Required task: Read the records and gather each line that includes "from".

::: Dataset content :::

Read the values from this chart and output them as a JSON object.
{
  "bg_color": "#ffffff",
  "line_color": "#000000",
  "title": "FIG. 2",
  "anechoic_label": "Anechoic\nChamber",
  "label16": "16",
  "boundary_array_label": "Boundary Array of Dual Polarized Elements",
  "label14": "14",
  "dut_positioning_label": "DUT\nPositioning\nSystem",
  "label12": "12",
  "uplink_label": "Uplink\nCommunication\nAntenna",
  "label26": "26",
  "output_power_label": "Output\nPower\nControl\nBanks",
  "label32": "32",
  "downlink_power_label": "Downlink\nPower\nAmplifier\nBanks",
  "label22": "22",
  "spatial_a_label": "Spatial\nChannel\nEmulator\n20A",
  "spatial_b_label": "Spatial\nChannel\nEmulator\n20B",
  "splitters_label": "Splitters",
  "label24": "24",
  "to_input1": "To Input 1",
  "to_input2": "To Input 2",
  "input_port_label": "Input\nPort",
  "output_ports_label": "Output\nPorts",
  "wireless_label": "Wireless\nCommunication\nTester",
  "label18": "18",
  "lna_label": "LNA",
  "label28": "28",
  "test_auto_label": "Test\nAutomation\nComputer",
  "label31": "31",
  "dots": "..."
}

:::
::: Dataset content :::

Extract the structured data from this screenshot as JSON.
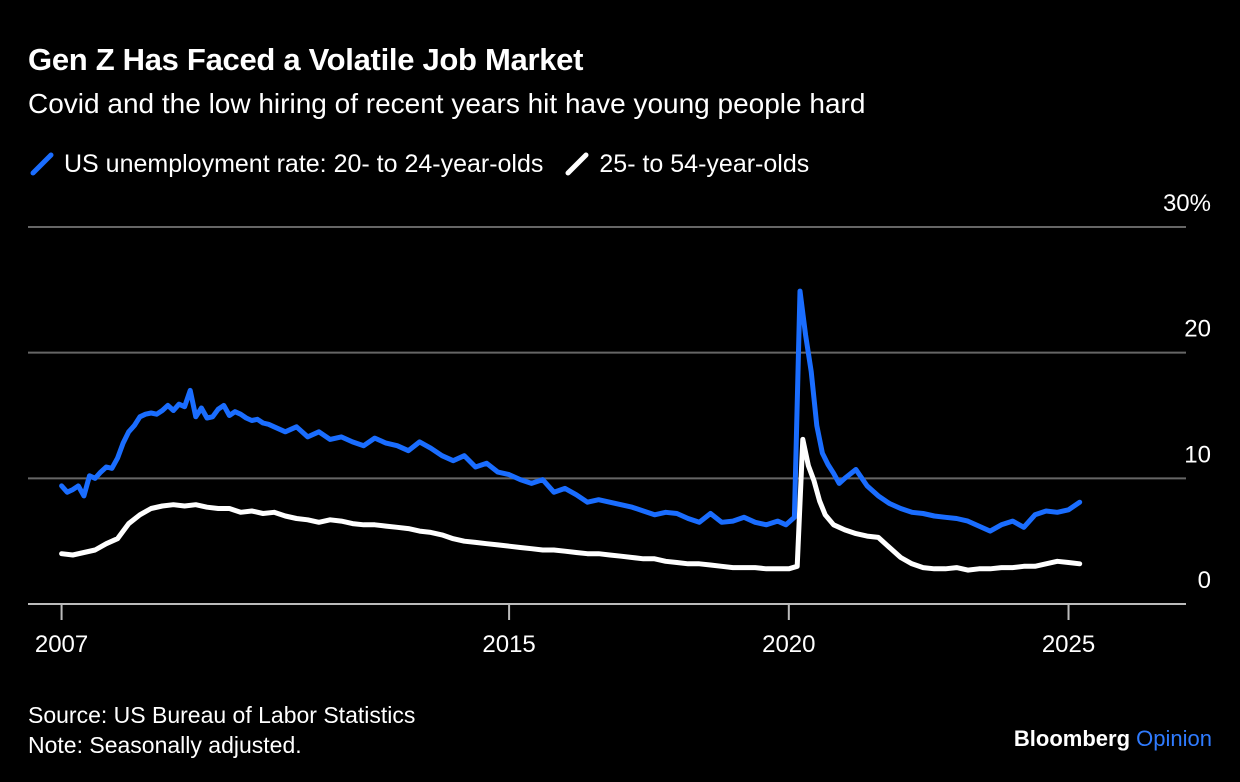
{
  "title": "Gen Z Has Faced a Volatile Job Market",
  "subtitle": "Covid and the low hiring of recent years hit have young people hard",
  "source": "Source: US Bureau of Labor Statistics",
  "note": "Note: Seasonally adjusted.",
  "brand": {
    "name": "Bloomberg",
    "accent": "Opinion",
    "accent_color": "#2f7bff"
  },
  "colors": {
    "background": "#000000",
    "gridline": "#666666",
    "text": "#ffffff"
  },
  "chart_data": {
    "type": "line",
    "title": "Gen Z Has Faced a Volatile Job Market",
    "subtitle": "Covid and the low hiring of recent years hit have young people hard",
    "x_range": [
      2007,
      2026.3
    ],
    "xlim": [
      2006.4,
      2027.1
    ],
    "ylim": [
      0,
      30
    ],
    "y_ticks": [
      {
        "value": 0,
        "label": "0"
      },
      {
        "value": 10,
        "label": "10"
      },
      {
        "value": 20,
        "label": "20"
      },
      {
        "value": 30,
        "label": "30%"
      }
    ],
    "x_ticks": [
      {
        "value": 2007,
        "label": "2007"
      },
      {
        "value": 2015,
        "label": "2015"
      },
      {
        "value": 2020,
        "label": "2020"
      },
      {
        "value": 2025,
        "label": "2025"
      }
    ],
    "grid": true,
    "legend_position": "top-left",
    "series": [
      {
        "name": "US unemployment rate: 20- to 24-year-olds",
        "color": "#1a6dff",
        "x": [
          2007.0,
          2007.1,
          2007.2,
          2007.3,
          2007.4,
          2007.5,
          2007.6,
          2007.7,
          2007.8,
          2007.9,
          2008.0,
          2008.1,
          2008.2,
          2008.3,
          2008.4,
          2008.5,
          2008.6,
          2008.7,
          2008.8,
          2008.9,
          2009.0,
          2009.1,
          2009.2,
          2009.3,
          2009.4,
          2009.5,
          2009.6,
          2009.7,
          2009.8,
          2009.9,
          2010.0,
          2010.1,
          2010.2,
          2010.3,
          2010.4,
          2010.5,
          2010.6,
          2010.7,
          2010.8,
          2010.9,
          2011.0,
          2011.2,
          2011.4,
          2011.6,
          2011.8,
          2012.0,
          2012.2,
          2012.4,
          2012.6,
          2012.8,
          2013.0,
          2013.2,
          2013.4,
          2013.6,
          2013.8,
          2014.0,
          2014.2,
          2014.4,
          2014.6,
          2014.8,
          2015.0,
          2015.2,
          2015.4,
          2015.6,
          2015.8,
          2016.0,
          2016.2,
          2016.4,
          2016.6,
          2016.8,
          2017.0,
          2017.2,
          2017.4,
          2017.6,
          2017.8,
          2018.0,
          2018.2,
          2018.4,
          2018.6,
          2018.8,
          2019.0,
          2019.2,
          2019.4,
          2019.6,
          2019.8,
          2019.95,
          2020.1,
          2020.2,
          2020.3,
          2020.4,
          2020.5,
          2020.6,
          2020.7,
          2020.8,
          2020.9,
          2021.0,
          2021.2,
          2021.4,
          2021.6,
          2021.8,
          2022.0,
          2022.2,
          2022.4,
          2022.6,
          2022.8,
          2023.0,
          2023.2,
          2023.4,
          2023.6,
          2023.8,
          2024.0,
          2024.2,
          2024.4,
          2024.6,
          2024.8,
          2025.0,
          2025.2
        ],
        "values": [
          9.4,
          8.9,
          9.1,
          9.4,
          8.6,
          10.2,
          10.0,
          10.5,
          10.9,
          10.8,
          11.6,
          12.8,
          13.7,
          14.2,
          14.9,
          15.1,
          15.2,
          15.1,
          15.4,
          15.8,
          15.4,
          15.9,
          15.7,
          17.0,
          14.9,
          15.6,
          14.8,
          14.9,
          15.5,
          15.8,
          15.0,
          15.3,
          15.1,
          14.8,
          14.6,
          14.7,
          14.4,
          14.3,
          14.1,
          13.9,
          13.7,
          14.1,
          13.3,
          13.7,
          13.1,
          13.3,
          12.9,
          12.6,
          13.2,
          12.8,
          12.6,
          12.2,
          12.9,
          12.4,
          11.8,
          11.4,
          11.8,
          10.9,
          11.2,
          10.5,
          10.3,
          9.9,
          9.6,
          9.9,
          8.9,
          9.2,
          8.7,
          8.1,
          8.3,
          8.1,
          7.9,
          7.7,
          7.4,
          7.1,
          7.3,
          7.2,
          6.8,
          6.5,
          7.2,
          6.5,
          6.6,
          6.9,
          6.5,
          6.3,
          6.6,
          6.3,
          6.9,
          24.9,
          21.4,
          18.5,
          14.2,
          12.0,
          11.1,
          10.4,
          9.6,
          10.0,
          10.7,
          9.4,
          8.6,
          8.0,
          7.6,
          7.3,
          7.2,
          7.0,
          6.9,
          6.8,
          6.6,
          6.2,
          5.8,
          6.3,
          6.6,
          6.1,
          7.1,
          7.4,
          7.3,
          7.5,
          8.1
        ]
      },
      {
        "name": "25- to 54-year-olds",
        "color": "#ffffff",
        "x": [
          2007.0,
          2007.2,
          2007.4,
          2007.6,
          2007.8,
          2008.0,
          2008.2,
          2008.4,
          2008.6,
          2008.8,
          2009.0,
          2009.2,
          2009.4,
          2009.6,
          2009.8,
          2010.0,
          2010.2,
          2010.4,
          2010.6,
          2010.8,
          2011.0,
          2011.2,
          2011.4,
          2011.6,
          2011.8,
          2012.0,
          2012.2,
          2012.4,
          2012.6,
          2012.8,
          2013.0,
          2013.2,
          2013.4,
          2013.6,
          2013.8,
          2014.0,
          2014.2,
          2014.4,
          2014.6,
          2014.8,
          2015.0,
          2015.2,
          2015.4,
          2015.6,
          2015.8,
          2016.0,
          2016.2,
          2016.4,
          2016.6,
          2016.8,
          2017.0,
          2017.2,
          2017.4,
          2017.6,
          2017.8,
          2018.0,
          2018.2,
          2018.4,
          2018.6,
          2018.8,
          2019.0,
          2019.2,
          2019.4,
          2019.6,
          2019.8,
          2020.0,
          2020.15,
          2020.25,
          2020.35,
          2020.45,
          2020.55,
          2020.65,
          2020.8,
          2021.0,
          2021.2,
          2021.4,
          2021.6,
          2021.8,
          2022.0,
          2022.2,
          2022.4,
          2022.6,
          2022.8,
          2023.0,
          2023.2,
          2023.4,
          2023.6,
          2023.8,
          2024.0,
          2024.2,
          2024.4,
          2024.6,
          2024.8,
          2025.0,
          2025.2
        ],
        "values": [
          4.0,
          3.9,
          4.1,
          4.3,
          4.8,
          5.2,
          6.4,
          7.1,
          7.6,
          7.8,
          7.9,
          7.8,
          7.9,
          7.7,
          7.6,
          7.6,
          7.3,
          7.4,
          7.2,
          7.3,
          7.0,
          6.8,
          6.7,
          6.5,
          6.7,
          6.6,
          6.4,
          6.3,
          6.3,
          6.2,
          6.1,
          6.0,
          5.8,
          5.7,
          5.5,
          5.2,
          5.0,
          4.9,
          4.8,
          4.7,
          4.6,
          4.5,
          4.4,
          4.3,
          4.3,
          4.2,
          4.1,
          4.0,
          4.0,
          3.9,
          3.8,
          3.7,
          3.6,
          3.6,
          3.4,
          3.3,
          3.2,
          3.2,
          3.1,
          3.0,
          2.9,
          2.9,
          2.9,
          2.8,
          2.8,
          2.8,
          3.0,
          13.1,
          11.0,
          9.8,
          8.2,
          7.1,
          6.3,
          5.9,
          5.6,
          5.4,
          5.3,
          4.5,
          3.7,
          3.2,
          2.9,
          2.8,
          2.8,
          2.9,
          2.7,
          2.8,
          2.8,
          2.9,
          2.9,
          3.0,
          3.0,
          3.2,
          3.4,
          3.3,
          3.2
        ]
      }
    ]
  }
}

:::
::: Dataset content :::

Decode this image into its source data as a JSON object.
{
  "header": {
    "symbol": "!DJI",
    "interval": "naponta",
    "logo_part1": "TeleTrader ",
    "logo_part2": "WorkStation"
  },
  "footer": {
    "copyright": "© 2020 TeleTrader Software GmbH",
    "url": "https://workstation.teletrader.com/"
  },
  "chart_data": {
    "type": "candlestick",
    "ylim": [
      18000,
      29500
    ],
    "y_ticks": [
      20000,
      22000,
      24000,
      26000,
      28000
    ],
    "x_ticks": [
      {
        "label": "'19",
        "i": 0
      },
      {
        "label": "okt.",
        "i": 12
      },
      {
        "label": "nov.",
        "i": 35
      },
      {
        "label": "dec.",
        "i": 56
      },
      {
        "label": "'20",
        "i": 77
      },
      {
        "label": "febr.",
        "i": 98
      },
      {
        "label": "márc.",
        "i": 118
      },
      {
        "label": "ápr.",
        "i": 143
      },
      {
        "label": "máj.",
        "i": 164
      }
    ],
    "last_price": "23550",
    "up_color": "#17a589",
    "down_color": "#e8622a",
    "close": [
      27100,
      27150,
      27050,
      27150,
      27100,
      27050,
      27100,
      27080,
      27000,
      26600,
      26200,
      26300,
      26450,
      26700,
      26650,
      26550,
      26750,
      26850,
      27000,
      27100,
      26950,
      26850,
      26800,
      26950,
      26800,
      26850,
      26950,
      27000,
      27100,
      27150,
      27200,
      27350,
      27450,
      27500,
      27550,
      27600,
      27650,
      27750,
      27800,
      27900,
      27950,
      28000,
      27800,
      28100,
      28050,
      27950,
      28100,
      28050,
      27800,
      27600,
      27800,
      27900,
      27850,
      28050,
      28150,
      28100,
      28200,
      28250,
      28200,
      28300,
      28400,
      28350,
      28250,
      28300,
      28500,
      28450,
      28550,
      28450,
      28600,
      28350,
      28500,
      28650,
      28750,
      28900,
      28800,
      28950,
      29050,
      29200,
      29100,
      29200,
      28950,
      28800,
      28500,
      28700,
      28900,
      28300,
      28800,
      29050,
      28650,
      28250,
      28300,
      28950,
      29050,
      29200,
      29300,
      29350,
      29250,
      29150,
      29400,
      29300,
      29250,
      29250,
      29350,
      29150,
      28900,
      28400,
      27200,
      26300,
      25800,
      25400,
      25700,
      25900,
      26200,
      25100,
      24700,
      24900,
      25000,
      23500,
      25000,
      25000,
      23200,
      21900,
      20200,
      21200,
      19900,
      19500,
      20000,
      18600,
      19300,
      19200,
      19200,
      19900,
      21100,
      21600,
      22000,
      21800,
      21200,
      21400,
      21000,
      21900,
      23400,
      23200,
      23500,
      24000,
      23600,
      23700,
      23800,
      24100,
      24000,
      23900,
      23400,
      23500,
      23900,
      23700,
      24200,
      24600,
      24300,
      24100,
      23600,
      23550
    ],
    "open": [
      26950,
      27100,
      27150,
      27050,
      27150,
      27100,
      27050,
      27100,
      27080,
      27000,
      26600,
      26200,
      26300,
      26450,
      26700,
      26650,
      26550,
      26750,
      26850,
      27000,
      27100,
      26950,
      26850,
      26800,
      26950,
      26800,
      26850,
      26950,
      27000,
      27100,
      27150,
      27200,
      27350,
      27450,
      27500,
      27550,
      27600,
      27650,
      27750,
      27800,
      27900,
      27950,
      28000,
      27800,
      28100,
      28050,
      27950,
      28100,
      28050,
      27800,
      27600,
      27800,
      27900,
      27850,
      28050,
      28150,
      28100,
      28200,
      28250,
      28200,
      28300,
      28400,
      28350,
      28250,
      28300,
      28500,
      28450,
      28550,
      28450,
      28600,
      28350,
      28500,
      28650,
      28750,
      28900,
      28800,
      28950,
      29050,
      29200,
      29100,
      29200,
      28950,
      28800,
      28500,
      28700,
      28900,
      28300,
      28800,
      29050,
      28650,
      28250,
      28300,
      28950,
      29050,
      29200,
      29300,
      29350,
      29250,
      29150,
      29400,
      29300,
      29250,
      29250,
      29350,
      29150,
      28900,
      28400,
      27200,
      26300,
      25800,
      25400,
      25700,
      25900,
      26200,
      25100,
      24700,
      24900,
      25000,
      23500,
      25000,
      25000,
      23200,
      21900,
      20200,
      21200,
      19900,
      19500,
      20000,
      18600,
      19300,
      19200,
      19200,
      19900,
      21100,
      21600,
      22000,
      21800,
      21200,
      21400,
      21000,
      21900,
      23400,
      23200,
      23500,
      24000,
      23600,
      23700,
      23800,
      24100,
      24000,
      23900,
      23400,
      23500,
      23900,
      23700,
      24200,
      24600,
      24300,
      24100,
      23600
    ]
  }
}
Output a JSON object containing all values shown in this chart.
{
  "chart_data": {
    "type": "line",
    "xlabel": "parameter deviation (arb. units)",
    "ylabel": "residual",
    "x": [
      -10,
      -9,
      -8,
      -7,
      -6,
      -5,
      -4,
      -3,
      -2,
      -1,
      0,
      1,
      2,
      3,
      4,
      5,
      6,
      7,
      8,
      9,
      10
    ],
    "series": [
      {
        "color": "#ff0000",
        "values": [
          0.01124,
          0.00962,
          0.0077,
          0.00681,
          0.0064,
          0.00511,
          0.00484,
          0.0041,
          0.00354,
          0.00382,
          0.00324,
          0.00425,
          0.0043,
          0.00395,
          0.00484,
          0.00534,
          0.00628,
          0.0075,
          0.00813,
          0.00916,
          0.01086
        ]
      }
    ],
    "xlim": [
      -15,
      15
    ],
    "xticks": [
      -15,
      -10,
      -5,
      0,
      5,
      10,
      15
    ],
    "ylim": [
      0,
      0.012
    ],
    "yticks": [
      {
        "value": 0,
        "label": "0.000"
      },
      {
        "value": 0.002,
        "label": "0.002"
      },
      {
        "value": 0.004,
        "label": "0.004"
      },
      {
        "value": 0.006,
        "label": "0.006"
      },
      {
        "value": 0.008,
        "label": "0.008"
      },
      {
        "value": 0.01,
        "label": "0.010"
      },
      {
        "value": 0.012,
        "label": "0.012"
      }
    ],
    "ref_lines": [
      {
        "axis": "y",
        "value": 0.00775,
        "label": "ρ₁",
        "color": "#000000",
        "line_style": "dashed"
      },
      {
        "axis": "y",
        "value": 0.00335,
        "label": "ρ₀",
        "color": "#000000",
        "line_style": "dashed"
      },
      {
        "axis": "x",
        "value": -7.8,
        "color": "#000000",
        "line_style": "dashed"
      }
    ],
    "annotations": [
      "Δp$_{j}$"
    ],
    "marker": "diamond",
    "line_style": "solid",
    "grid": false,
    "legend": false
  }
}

:::

Reply:
Read the values from this chart and output them as a JSON object.
Extract the structured data from this screenshot as JSON.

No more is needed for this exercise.